▸ Task to complete
Reply with nothing except the number of lines that contain the word "orange".

### Record set ###

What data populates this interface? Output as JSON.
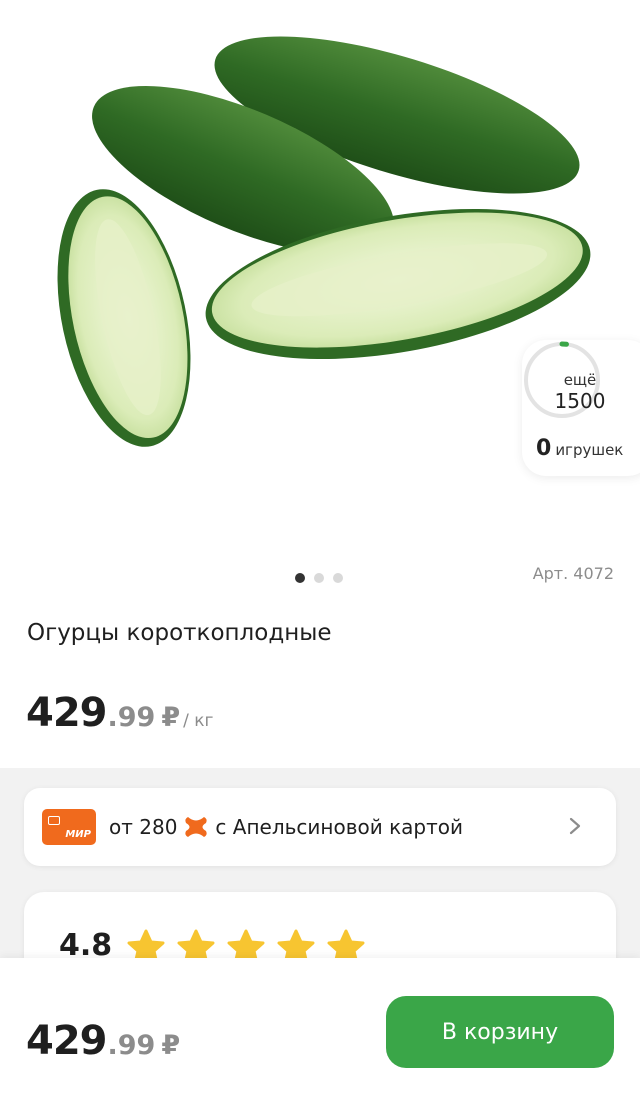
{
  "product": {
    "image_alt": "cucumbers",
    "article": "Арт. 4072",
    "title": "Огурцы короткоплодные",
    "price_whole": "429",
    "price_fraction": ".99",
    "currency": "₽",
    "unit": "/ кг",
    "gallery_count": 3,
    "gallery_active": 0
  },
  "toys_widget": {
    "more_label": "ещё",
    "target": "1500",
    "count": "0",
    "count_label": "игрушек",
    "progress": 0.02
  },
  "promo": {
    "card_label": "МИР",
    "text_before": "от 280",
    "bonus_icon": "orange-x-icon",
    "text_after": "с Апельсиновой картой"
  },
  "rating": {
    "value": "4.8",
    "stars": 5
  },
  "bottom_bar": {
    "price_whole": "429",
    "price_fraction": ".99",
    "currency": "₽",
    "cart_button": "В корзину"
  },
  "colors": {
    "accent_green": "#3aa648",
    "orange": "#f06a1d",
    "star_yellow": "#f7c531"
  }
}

###
### Record set ###

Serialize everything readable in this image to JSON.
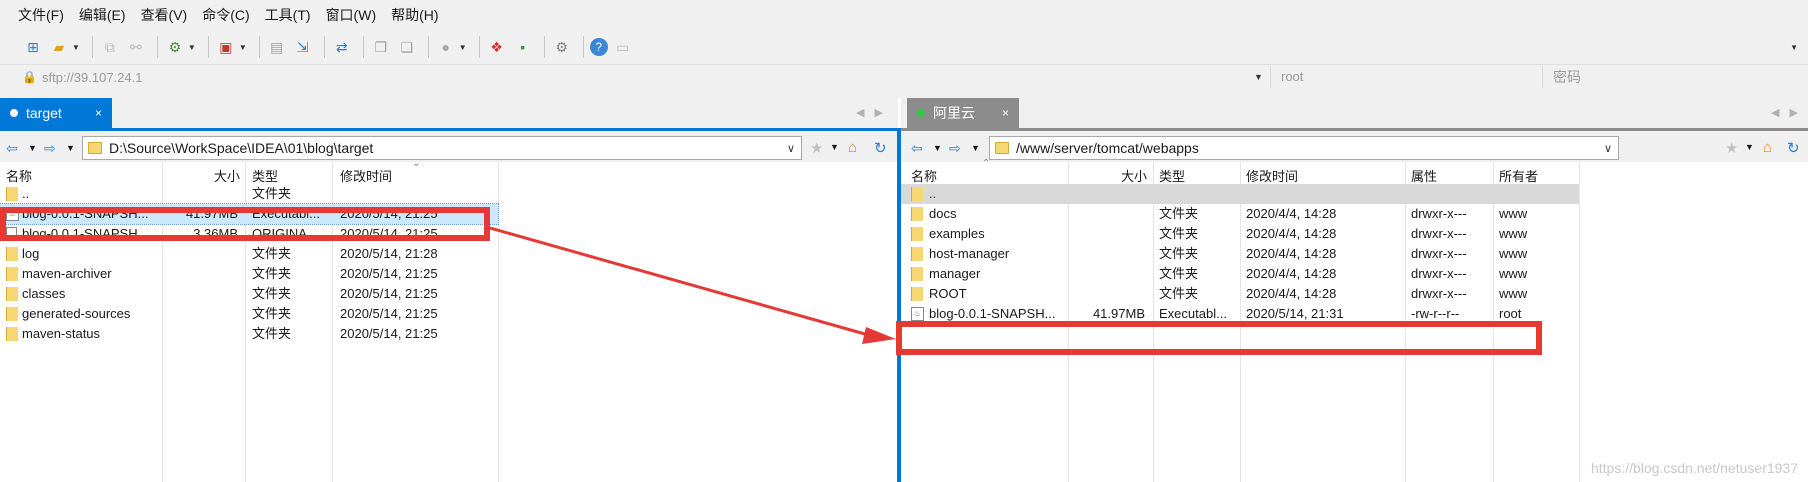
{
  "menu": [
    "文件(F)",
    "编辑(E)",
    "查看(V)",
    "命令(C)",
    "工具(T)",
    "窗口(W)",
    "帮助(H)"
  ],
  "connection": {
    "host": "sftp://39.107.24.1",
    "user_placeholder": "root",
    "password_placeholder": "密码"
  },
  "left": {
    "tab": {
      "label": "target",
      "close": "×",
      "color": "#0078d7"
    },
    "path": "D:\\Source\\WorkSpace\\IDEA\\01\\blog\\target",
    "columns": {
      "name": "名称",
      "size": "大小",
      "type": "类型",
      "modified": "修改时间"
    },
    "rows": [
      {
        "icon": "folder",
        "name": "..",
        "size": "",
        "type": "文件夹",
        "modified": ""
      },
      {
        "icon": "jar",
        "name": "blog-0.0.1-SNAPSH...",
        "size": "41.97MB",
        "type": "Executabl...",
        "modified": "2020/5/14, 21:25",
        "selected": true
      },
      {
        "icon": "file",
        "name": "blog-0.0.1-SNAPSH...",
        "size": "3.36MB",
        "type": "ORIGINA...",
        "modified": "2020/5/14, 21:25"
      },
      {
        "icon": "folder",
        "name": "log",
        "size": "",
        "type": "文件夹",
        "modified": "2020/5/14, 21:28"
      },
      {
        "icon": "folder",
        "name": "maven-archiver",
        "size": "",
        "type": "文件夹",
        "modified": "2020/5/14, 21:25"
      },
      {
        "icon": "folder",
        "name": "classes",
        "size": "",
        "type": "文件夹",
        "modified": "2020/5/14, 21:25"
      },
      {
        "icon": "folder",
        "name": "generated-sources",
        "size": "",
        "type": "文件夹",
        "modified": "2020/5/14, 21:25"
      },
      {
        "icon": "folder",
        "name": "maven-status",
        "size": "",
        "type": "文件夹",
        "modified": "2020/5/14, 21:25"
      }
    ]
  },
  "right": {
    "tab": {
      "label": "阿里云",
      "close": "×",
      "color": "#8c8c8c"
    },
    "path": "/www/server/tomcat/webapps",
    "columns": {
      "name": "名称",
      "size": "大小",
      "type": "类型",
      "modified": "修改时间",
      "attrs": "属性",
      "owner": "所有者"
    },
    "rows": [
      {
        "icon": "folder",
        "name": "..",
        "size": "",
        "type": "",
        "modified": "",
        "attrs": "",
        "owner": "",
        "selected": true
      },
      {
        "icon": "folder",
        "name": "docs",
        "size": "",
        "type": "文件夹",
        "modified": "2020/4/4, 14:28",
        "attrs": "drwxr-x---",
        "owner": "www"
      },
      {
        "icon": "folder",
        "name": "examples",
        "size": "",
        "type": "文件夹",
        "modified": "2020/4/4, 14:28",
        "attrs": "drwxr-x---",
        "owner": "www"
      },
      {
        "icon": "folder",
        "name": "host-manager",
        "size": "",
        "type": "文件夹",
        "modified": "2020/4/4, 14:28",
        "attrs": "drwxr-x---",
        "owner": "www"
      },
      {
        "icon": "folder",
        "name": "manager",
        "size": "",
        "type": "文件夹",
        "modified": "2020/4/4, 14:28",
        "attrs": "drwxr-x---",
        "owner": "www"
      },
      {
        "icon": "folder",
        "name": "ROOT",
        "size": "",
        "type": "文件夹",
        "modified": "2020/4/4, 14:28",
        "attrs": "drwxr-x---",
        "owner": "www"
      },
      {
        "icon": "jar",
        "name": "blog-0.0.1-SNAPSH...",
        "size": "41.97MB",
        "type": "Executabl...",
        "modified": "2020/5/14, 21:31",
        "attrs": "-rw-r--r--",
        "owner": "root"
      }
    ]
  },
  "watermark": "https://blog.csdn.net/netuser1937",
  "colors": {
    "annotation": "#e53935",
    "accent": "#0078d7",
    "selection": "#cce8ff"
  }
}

###

▸ Complete output
2